▸ PROVIDED DATA:
>> BEGIN
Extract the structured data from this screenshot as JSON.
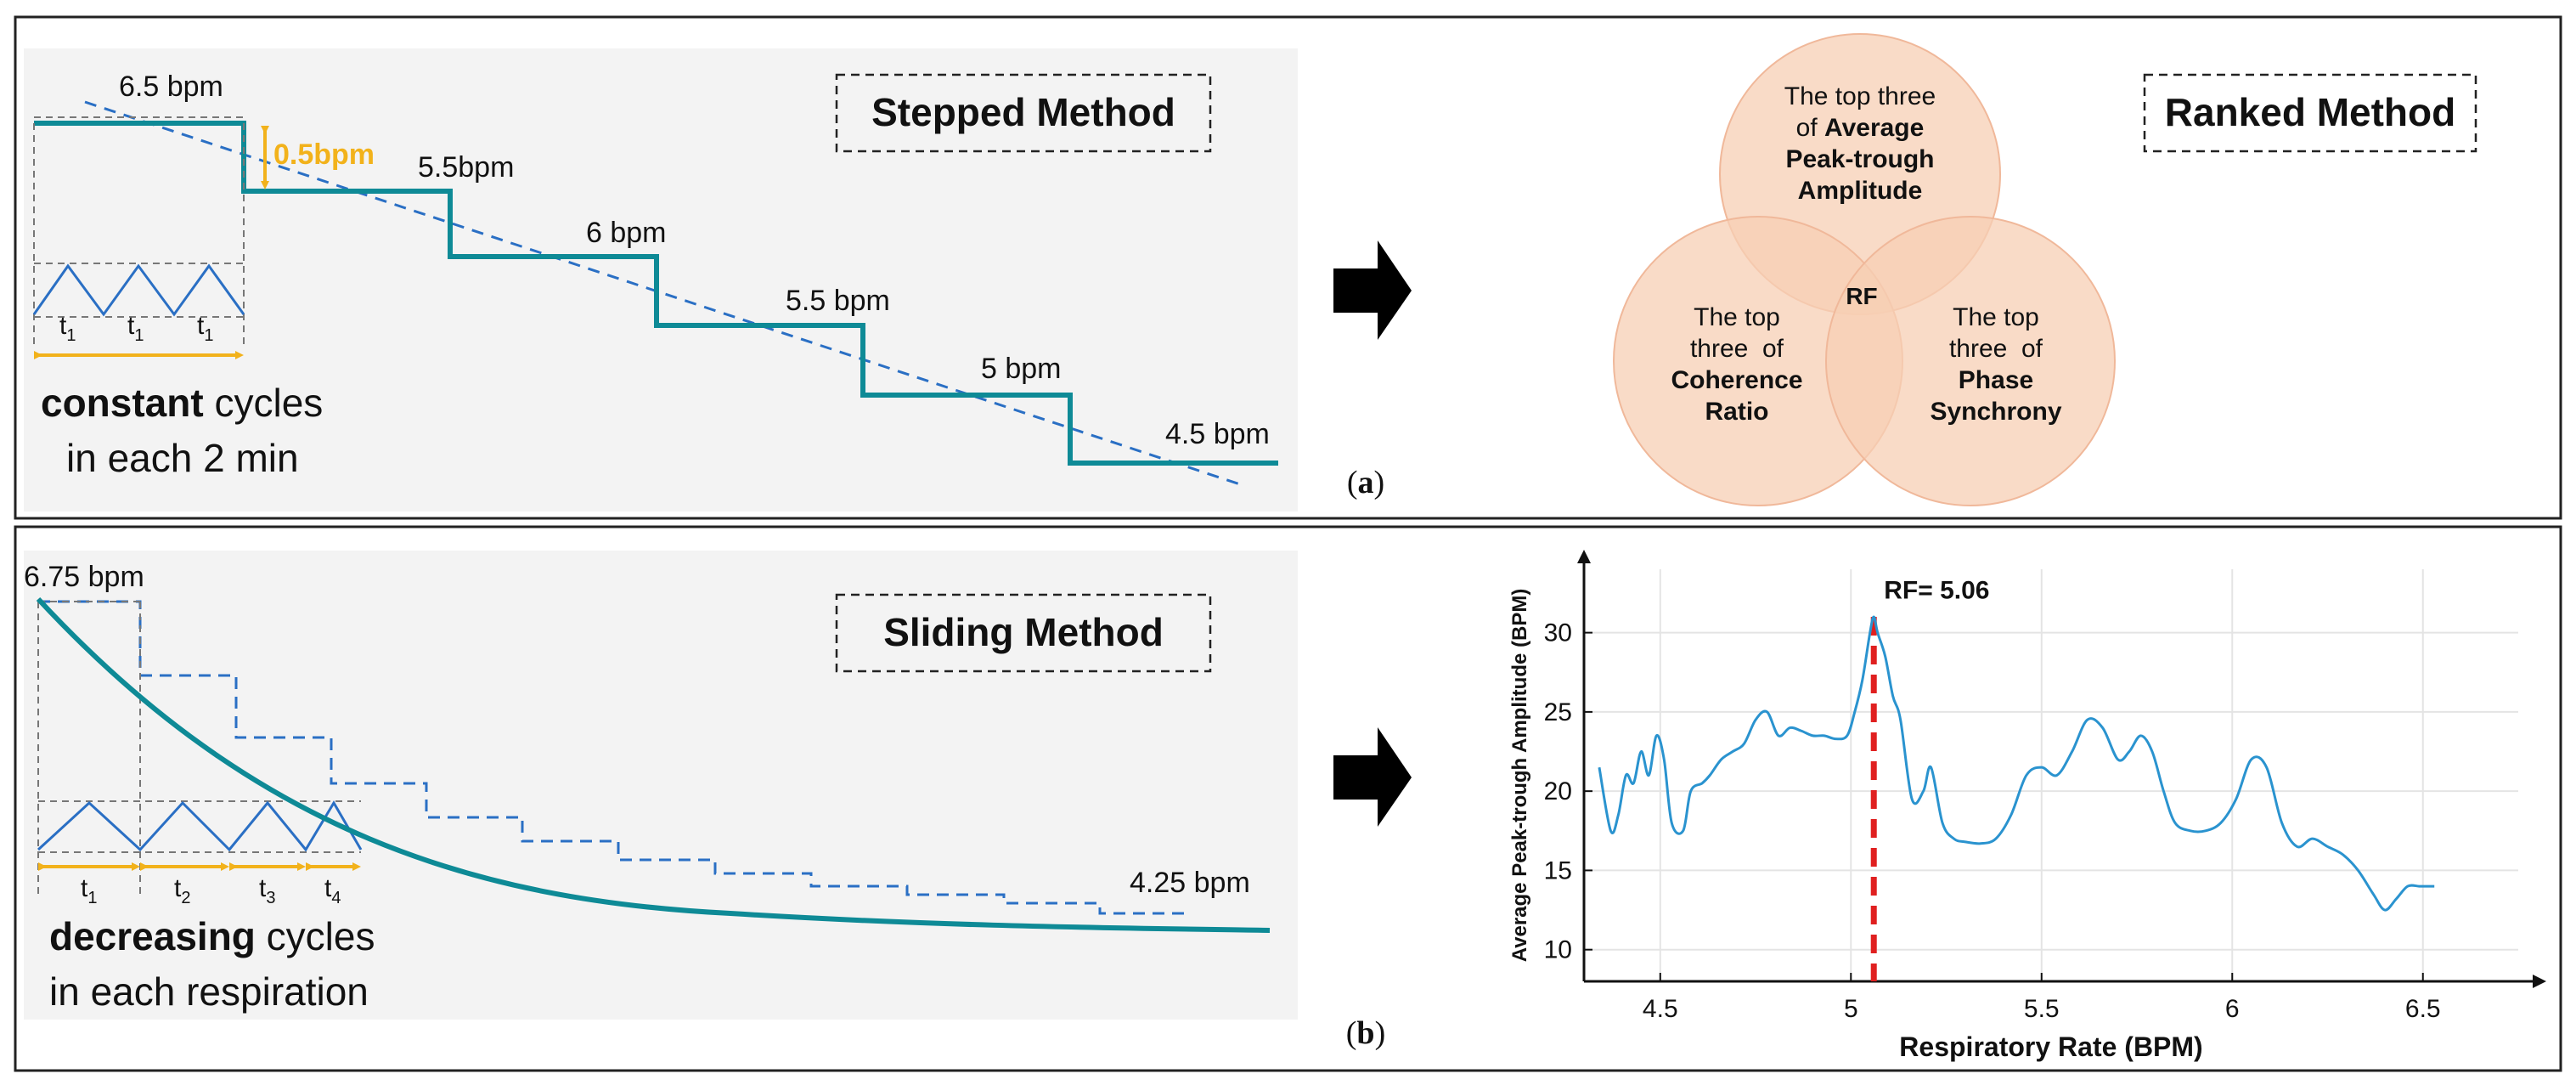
{
  "panel_a": {
    "label_open": "(",
    "label_letter": "a",
    "label_close": ")",
    "stepped": {
      "title": "Stepped Method",
      "rates": [
        "6.5 bpm",
        "5.5bpm",
        "6 bpm",
        "5.5 bpm",
        "5 bpm",
        "4.5 bpm"
      ],
      "step_delta": "0.5bpm",
      "cycle_labels": [
        "t",
        "t",
        "t"
      ],
      "cycle_subs": [
        "1",
        "1",
        "1"
      ],
      "caption_bold": "constant",
      "caption_rest": " cycles",
      "caption_line2": "in each 2 min"
    },
    "ranked": {
      "title": "Ranked Method",
      "top_circle": {
        "line1": "The top three",
        "line2_pre": "of ",
        "line2_bold": "Average",
        "line3": "Peak-trough",
        "line4": "Amplitude"
      },
      "left_circle": {
        "line1": "The top",
        "line2": "three  of",
        "line3": "Coherence",
        "line4": "Ratio"
      },
      "right_circle": {
        "line1": "The top",
        "line2": "three  of",
        "line3": "Phase",
        "line4": "Synchrony"
      },
      "center": "RF"
    }
  },
  "panel_b": {
    "label_open": "(",
    "label_letter": "b",
    "label_close": ")",
    "sliding": {
      "title": "Sliding Method",
      "start_rate": "6.75 bpm",
      "end_rate": "4.25 bpm",
      "cycle_labels": [
        "t",
        "t",
        "t",
        "t"
      ],
      "cycle_subs": [
        "1",
        "2",
        "3",
        "4"
      ],
      "caption_bold": "decreasing",
      "caption_rest": " cycles",
      "caption_line2": "in each respiration"
    }
  },
  "colors": {
    "teal": "#0e8a96",
    "blue_dash": "#2a6fc4",
    "orange": "#f2b21b",
    "venn_fill": "#f7cfb4",
    "red_dash": "#e02020",
    "curve": "#2a93cf"
  },
  "chart_data": {
    "type": "line",
    "xlabel": "Respiratory Rate (BPM)",
    "ylabel": "Average Peak-trough Amplitude (BPM)",
    "xlim": [
      4.3,
      6.75
    ],
    "ylim": [
      8,
      34
    ],
    "x_ticks": [
      4.5,
      5,
      5.5,
      6,
      6.5
    ],
    "x_tick_labels": [
      "4.5",
      "5",
      "5.5",
      "6",
      "6.5"
    ],
    "y_ticks": [
      10,
      15,
      20,
      25,
      30
    ],
    "y_tick_labels": [
      "10",
      "15",
      "20",
      "25",
      "30"
    ],
    "grid": true,
    "annotation": {
      "text": "RF= 5.06",
      "x": 5.06
    },
    "series": [
      {
        "name": "amplitude",
        "x": [
          4.34,
          4.37,
          4.39,
          4.41,
          4.43,
          4.45,
          4.47,
          4.49,
          4.51,
          4.53,
          4.56,
          4.58,
          4.61,
          4.63,
          4.66,
          4.69,
          4.72,
          4.75,
          4.78,
          4.81,
          4.84,
          4.87,
          4.9,
          4.93,
          4.96,
          4.99,
          5.01,
          5.03,
          5.05,
          5.06,
          5.07,
          5.09,
          5.11,
          5.13,
          5.16,
          5.19,
          5.21,
          5.24,
          5.27,
          5.3,
          5.34,
          5.38,
          5.42,
          5.46,
          5.5,
          5.54,
          5.58,
          5.62,
          5.66,
          5.7,
          5.73,
          5.76,
          5.79,
          5.82,
          5.85,
          5.89,
          5.93,
          5.97,
          6.01,
          6.05,
          6.09,
          6.13,
          6.17,
          6.21,
          6.25,
          6.29,
          6.33,
          6.37,
          6.4,
          6.43,
          6.46,
          6.49,
          6.51,
          6.53
        ],
        "values": [
          21.5,
          17.5,
          18.5,
          21,
          20.5,
          22.5,
          21,
          23.5,
          22,
          18,
          17.5,
          20,
          20.5,
          21,
          22,
          22.5,
          23,
          24.5,
          25,
          23.5,
          24,
          23.8,
          23.5,
          23.5,
          23.3,
          23.5,
          25,
          27,
          30,
          31,
          30,
          28.5,
          26,
          24.5,
          19.5,
          20,
          21.5,
          18,
          17,
          16.8,
          16.7,
          17,
          18.5,
          21,
          21.5,
          21,
          22.5,
          24.5,
          24,
          22,
          22.5,
          23.5,
          22.5,
          20,
          18,
          17.5,
          17.5,
          18,
          19.5,
          22,
          21.5,
          18,
          16.5,
          17,
          16.5,
          16,
          15,
          13.5,
          12.5,
          13.2,
          14,
          14,
          14,
          14
        ]
      }
    ]
  }
}
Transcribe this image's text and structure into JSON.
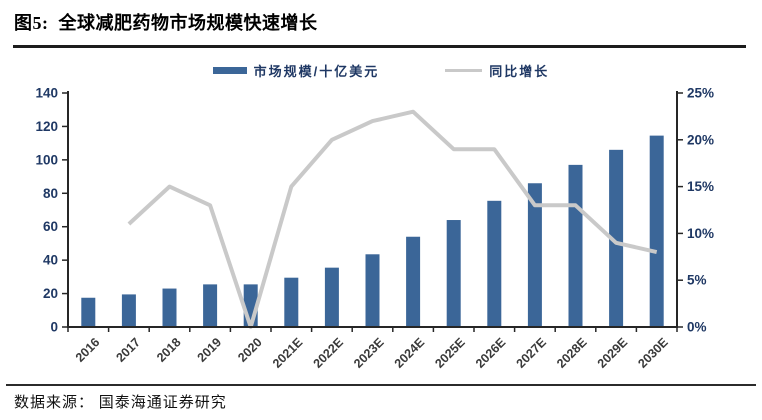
{
  "figure": {
    "title": "图5:  全球减肥药物市场规模快速增长",
    "source": "数据来源： 国泰海通证券研究"
  },
  "legend": {
    "bar_label": "市场规模/十亿美元",
    "line_label": "同比增长"
  },
  "colors": {
    "bar": "#3B6698",
    "line": "#C9C9C9",
    "y_axis_label": "#1F3864",
    "x_axis_label": "#3A3A3A",
    "axis_line": "#262626"
  },
  "chart_data": {
    "type": "bar+line",
    "title": "全球减肥药物市场规模快速增长",
    "categories": [
      "2016",
      "2017",
      "2018",
      "2019",
      "2020",
      "2021E",
      "2022E",
      "2023E",
      "2024E",
      "2025E",
      "2026E",
      "2027E",
      "2028E",
      "2029E",
      "2030E"
    ],
    "series": [
      {
        "name": "市场规模/十亿美元",
        "type": "bar",
        "axis": "left",
        "values": [
          17.5,
          19.5,
          23,
          25.5,
          25.5,
          29.5,
          35.5,
          43.5,
          54,
          64,
          75.5,
          86,
          97,
          106,
          114.5
        ]
      },
      {
        "name": "同比增长",
        "type": "line",
        "axis": "right",
        "values": [
          null,
          11,
          15,
          13,
          0,
          15,
          20,
          22,
          23,
          19,
          19,
          13,
          13,
          9,
          8
        ]
      }
    ],
    "left_axis": {
      "min": 0,
      "max": 140,
      "step": 20,
      "tick_labels": [
        "0",
        "20",
        "40",
        "60",
        "80",
        "100",
        "120",
        "140"
      ]
    },
    "right_axis": {
      "min": 0,
      "max": 25,
      "step": 5,
      "unit": "%",
      "tick_labels": [
        "0%",
        "5%",
        "10%",
        "15%",
        "20%",
        "25%"
      ]
    },
    "grid": false,
    "legend_position": "top",
    "x_label_rotation": -45
  }
}
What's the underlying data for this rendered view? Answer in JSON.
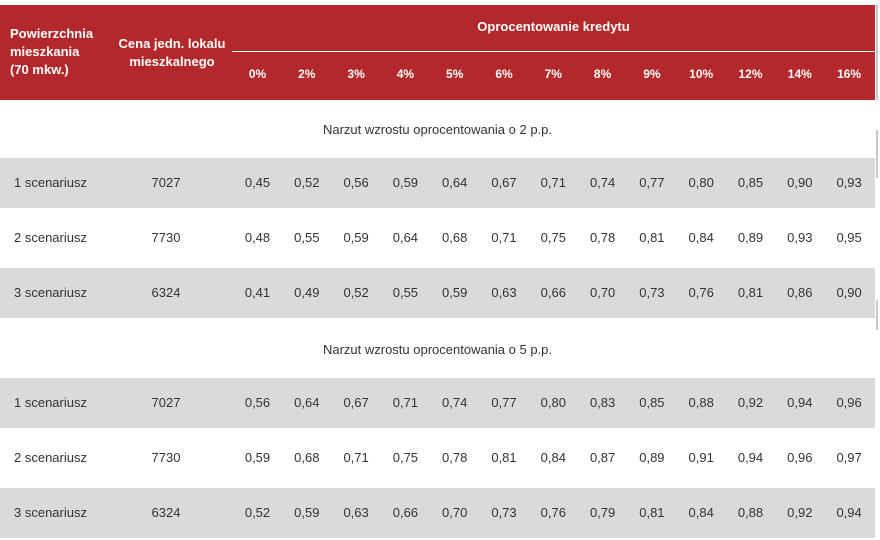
{
  "header": {
    "area_line1": "Powierzchnia",
    "area_line2": "mieszkania",
    "area_line3": "(70 mkw.)",
    "price_line1": "Cena jedn. lokalu",
    "price_line2": "mieszkalnego",
    "rate_title": "Oprocentowanie kredytu",
    "rates": [
      "0%",
      "2%",
      "3%",
      "4%",
      "5%",
      "6%",
      "7%",
      "8%",
      "9%",
      "10%",
      "12%",
      "14%",
      "16%"
    ]
  },
  "sections": [
    {
      "title": "Narzut wzrostu oprocentowania o 2 p.p.",
      "rows": [
        {
          "label": "1 scenariusz",
          "price": "7027",
          "values": [
            "0,45",
            "0,52",
            "0,56",
            "0,59",
            "0,64",
            "0,67",
            "0,71",
            "0,74",
            "0,77",
            "0,80",
            "0,85",
            "0,90",
            "0,93"
          ]
        },
        {
          "label": "2 scenariusz",
          "price": "7730",
          "values": [
            "0,48",
            "0,55",
            "0,59",
            "0,64",
            "0,68",
            "0,71",
            "0,75",
            "0,78",
            "0,81",
            "0,84",
            "0,89",
            "0,93",
            "0,95"
          ]
        },
        {
          "label": "3 scenariusz",
          "price": "6324",
          "values": [
            "0,41",
            "0,49",
            "0,52",
            "0,55",
            "0,59",
            "0,63",
            "0,66",
            "0,70",
            "0,73",
            "0,76",
            "0,81",
            "0,86",
            "0,90"
          ]
        }
      ]
    },
    {
      "title": "Narzut wzrostu oprocentowania o 5 p.p.",
      "rows": [
        {
          "label": "1 scenariusz",
          "price": "7027",
          "values": [
            "0,56",
            "0,64",
            "0,67",
            "0,71",
            "0,74",
            "0,77",
            "0,80",
            "0,83",
            "0,85",
            "0,88",
            "0,92",
            "0,94",
            "0,96"
          ]
        },
        {
          "label": "2 scenariusz",
          "price": "7730",
          "values": [
            "0,59",
            "0,68",
            "0,71",
            "0,75",
            "0,78",
            "0,81",
            "0,84",
            "0,87",
            "0,89",
            "0,91",
            "0,94",
            "0,96",
            "0,97"
          ]
        },
        {
          "label": "3 scenariusz",
          "price": "6324",
          "values": [
            "0,52",
            "0,59",
            "0,63",
            "0,66",
            "0,70",
            "0,73",
            "0,76",
            "0,79",
            "0,81",
            "0,84",
            "0,88",
            "0,92",
            "0,94"
          ]
        }
      ]
    }
  ]
}
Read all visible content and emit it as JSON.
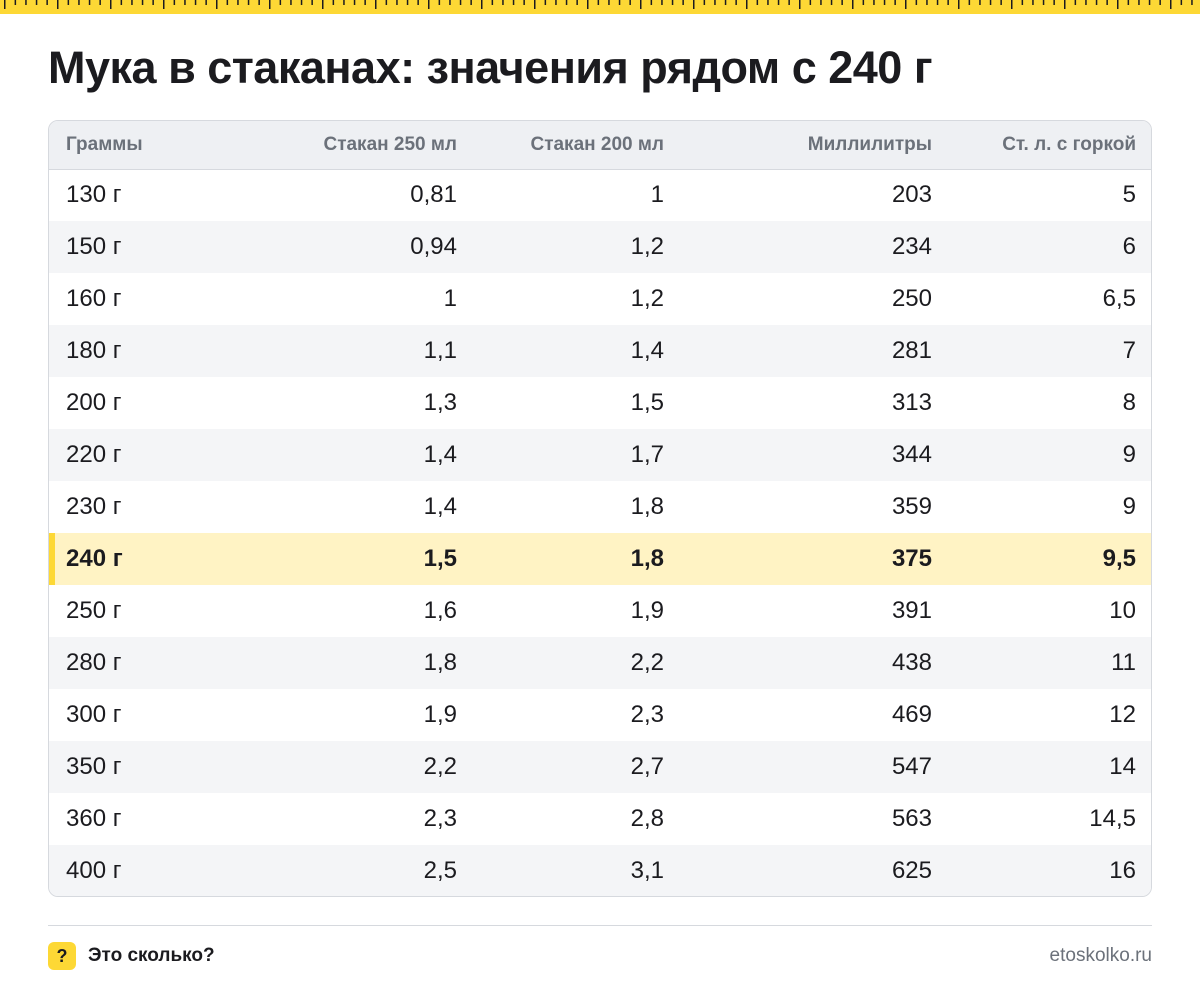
{
  "colors": {
    "accent": "#fdd835",
    "highlight_row": "#fff3c4",
    "header_bg": "#eef0f3",
    "muted_text": "#6b717a"
  },
  "title": "Мука в стаканах: значения рядом с 240 г",
  "table": {
    "columns": [
      "Граммы",
      "Стакан 250 мл",
      "Стакан 200 мл",
      "Миллилитры",
      "Ст. л. с горкой"
    ],
    "highlighted_row_index": 7,
    "rows": [
      [
        "130 г",
        "0,81",
        "1",
        "203",
        "5"
      ],
      [
        "150 г",
        "0,94",
        "1,2",
        "234",
        "6"
      ],
      [
        "160 г",
        "1",
        "1,2",
        "250",
        "6,5"
      ],
      [
        "180 г",
        "1,1",
        "1,4",
        "281",
        "7"
      ],
      [
        "200 г",
        "1,3",
        "1,5",
        "313",
        "8"
      ],
      [
        "220 г",
        "1,4",
        "1,7",
        "344",
        "9"
      ],
      [
        "230 г",
        "1,4",
        "1,8",
        "359",
        "9"
      ],
      [
        "240 г",
        "1,5",
        "1,8",
        "375",
        "9,5"
      ],
      [
        "250 г",
        "1,6",
        "1,9",
        "391",
        "10"
      ],
      [
        "280 г",
        "1,8",
        "2,2",
        "438",
        "11"
      ],
      [
        "300 г",
        "1,9",
        "2,3",
        "469",
        "12"
      ],
      [
        "350 г",
        "2,2",
        "2,7",
        "547",
        "14"
      ],
      [
        "360 г",
        "2,3",
        "2,8",
        "563",
        "14,5"
      ],
      [
        "400 г",
        "2,5",
        "3,1",
        "625",
        "16"
      ]
    ]
  },
  "footer": {
    "badge_icon": "question-mark-icon",
    "badge": "?",
    "brand": "Это сколько?",
    "site": "etoskolko.ru"
  }
}
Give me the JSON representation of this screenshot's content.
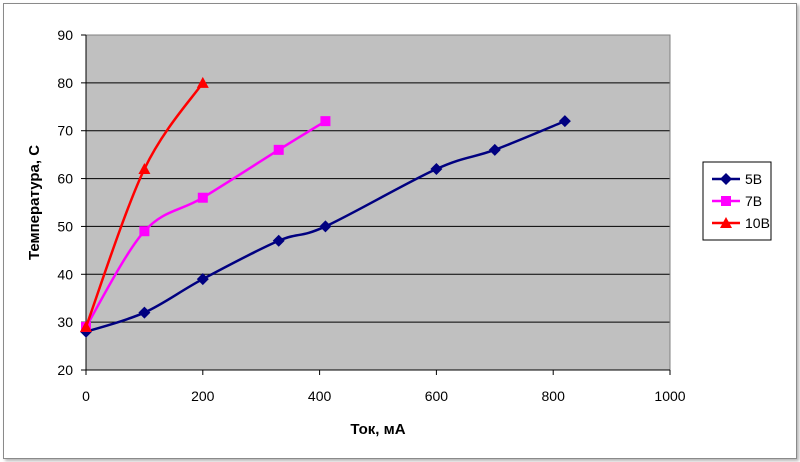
>> END
▸ TASK DIRECTIONS: Your answer should be a single number: the count of lines containing the word "this".

▸ COMPLETE OUTPUT: 4